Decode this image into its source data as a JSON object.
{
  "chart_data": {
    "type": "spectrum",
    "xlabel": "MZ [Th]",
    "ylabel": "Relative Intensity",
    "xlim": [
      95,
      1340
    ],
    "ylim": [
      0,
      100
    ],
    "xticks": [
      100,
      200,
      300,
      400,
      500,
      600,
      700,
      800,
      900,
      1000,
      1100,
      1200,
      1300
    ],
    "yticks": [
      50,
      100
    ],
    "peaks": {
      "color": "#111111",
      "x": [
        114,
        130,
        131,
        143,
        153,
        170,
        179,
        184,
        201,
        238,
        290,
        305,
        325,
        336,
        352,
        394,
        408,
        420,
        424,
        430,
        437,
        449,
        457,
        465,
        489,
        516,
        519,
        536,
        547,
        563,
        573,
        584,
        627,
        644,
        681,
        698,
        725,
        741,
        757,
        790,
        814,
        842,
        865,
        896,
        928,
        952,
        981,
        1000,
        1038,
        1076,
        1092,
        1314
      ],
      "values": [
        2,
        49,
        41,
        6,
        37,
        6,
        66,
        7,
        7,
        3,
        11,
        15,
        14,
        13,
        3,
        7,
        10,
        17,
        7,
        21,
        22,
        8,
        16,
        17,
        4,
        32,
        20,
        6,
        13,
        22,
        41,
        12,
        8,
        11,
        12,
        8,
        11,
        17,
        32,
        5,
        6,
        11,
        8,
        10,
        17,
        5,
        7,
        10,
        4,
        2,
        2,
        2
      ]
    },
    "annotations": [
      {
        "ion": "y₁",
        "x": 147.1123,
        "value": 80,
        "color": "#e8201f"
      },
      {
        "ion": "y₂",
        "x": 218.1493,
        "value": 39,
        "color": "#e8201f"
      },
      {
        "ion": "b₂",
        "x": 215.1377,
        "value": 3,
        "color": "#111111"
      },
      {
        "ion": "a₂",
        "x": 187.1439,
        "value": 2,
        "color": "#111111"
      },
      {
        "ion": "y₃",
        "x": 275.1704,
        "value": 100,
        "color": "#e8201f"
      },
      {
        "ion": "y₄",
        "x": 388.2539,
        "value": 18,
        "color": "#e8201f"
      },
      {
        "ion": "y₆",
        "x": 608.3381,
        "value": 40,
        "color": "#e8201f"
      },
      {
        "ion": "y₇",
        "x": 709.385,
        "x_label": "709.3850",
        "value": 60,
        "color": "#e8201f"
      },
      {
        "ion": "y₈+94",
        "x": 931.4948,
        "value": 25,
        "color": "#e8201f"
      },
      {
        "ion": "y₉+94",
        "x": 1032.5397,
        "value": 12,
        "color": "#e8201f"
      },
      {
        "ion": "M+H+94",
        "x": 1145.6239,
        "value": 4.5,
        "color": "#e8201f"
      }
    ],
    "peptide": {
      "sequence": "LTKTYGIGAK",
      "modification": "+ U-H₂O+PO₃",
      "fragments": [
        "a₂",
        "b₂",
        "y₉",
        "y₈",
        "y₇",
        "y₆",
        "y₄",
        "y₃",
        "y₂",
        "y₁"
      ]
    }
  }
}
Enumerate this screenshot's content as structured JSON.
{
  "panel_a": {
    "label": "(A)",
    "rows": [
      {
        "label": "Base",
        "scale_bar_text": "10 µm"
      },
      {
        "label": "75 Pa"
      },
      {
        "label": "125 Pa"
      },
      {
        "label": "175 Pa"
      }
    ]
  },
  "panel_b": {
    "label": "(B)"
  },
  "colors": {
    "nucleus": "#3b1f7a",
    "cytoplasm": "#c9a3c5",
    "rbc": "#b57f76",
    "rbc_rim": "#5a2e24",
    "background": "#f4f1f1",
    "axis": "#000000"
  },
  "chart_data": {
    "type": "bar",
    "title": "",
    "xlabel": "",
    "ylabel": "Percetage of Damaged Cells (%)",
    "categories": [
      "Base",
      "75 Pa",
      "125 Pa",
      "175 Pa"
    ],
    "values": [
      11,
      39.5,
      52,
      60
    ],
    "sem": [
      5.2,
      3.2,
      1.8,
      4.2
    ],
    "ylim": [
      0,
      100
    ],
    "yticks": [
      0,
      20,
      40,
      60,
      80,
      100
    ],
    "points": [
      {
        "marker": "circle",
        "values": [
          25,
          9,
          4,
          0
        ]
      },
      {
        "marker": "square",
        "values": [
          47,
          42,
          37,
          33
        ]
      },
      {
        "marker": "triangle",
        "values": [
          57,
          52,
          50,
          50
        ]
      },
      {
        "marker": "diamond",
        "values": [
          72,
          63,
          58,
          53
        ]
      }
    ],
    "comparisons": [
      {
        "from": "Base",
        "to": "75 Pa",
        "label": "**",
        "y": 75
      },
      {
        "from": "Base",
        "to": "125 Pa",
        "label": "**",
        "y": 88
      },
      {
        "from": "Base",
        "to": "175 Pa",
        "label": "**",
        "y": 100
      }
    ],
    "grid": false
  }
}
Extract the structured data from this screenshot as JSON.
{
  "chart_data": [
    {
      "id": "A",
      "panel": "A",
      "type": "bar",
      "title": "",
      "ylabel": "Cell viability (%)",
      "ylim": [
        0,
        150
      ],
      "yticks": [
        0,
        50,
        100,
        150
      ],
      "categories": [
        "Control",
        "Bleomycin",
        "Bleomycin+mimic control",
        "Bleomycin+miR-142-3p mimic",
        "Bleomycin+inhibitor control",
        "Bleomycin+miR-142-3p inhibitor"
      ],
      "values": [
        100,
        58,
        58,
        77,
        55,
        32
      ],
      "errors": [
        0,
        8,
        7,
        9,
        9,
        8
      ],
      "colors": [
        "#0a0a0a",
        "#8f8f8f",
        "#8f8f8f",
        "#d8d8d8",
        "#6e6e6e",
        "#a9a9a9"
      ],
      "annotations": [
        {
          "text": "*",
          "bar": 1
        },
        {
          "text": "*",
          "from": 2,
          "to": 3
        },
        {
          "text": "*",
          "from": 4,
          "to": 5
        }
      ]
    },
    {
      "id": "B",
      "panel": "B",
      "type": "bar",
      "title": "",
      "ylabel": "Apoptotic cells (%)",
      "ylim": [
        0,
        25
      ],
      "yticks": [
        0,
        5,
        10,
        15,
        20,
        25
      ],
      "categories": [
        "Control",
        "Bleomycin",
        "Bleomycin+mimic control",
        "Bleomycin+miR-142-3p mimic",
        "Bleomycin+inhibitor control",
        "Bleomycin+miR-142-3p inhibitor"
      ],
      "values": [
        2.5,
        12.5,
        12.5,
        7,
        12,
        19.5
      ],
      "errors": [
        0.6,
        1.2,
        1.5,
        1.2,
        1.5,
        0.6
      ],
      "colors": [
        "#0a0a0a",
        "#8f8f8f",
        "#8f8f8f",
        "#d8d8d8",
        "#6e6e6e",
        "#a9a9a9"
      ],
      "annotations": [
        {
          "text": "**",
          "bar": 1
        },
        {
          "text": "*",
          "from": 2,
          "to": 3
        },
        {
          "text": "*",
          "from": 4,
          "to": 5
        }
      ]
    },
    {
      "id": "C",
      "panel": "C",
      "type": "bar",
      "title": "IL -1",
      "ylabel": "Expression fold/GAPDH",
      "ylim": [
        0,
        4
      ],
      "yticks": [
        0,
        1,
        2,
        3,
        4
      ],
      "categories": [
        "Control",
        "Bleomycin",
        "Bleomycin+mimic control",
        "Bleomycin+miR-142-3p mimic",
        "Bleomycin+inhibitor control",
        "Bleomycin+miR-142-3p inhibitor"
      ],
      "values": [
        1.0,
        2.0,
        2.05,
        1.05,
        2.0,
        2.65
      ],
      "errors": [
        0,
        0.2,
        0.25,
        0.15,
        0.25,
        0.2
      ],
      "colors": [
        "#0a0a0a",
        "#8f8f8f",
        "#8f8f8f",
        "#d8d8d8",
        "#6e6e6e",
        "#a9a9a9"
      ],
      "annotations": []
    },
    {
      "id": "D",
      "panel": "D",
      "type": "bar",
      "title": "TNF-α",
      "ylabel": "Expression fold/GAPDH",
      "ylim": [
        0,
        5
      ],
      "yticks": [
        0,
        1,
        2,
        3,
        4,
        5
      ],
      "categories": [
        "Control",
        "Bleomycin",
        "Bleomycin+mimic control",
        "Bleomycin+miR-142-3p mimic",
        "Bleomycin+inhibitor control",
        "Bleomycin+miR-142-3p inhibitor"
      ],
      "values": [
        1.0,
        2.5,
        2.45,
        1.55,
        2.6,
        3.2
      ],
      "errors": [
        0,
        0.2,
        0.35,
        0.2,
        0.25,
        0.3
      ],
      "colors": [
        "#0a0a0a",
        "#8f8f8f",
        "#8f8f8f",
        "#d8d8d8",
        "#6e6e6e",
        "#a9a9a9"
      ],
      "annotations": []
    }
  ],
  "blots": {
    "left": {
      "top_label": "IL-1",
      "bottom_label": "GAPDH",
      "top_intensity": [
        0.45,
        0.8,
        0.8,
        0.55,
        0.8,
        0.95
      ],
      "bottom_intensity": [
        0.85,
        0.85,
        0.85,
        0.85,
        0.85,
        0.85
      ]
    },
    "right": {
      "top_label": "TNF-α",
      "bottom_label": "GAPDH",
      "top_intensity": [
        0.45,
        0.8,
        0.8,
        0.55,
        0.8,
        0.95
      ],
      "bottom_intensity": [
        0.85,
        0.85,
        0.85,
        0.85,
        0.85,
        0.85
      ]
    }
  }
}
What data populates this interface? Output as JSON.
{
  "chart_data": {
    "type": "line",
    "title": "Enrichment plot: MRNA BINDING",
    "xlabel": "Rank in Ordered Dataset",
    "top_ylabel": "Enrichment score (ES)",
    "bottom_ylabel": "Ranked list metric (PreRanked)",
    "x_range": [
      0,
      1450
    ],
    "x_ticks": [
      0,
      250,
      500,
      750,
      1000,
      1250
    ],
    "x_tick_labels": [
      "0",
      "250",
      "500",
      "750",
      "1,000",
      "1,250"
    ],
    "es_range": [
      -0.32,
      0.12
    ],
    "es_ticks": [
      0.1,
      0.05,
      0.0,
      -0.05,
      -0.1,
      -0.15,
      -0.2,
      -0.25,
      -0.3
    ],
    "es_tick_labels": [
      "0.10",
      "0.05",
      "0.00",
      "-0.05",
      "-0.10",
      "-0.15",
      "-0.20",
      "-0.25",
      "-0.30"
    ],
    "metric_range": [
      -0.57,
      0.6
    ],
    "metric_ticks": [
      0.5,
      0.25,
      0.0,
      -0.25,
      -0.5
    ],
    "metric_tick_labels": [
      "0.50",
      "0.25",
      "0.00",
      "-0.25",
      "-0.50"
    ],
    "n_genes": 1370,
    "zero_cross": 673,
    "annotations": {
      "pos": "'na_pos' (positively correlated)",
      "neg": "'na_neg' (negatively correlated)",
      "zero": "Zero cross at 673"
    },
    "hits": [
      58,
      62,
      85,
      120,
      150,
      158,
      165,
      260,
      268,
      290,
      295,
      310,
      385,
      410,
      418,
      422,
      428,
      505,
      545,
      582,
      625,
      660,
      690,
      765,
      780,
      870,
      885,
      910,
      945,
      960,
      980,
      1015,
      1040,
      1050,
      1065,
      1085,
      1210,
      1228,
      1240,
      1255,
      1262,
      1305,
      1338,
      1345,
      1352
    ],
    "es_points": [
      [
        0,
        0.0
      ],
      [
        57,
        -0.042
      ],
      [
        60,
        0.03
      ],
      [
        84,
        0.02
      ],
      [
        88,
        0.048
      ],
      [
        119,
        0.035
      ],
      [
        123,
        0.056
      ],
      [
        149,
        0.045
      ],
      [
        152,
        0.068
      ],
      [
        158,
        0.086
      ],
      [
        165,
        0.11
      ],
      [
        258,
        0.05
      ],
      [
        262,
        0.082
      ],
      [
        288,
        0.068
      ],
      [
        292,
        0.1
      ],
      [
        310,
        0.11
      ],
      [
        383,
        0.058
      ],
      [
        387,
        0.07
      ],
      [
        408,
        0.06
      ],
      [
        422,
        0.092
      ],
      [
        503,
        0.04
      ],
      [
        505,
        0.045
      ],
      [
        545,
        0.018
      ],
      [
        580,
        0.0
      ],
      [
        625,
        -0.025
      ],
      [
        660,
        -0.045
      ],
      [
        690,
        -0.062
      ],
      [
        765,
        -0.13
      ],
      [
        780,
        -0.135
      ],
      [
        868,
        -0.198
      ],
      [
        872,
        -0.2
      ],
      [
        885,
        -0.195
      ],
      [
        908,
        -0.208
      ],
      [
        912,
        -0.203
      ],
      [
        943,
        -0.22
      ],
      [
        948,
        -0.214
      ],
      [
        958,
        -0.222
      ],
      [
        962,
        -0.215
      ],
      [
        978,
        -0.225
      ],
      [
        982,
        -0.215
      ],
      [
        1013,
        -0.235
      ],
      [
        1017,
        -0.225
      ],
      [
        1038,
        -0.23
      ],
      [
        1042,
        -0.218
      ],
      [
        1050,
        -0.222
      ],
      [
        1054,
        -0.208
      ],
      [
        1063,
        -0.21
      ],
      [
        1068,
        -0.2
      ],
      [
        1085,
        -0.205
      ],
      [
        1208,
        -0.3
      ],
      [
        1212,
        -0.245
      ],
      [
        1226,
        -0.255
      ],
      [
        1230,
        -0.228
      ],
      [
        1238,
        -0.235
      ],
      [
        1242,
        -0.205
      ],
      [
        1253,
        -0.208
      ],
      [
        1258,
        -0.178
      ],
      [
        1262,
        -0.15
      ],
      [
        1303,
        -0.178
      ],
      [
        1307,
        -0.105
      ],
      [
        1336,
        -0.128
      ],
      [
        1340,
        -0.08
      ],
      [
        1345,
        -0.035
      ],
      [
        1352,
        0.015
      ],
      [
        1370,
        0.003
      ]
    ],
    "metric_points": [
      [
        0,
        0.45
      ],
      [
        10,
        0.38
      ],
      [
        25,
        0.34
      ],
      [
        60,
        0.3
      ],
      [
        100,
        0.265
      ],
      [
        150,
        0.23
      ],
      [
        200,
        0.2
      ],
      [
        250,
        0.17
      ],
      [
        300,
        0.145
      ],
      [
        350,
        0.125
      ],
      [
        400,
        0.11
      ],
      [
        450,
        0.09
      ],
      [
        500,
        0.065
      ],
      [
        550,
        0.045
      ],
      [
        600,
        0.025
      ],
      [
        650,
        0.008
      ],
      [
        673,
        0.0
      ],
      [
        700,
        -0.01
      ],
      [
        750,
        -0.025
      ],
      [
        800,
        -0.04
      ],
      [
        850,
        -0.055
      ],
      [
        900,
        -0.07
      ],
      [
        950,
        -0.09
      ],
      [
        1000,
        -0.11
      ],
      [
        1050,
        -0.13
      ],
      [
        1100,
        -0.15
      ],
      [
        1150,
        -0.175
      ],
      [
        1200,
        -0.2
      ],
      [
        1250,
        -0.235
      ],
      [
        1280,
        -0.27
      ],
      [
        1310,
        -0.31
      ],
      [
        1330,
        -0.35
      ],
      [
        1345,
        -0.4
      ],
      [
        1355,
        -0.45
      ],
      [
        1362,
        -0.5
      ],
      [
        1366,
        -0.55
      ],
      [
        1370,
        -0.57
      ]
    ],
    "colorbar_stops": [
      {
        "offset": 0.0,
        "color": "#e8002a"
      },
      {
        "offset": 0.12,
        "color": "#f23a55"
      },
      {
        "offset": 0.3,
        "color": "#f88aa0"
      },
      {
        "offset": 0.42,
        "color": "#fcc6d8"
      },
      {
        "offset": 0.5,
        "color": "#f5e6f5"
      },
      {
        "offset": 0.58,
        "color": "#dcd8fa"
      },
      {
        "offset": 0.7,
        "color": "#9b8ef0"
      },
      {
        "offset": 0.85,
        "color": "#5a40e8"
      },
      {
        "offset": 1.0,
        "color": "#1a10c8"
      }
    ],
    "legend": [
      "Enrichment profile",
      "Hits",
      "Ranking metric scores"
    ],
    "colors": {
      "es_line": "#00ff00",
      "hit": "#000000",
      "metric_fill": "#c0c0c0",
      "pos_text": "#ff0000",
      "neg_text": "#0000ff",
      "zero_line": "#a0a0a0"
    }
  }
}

================

◆ **WHAT YOU HAVE TO DO**
Where the word "offset" occurs in a line of the records, copy that line.

◆ **TASK RESPONSE**
        "offset": 0.0,
        "offset": 0.12,
        "offset": 0.3,
        "offset": 0.42,
        "offset": 0.5,
        "offset": 0.58,
        "offset": 0.7,
        "offset": 0.85,
        "offset": 1.0,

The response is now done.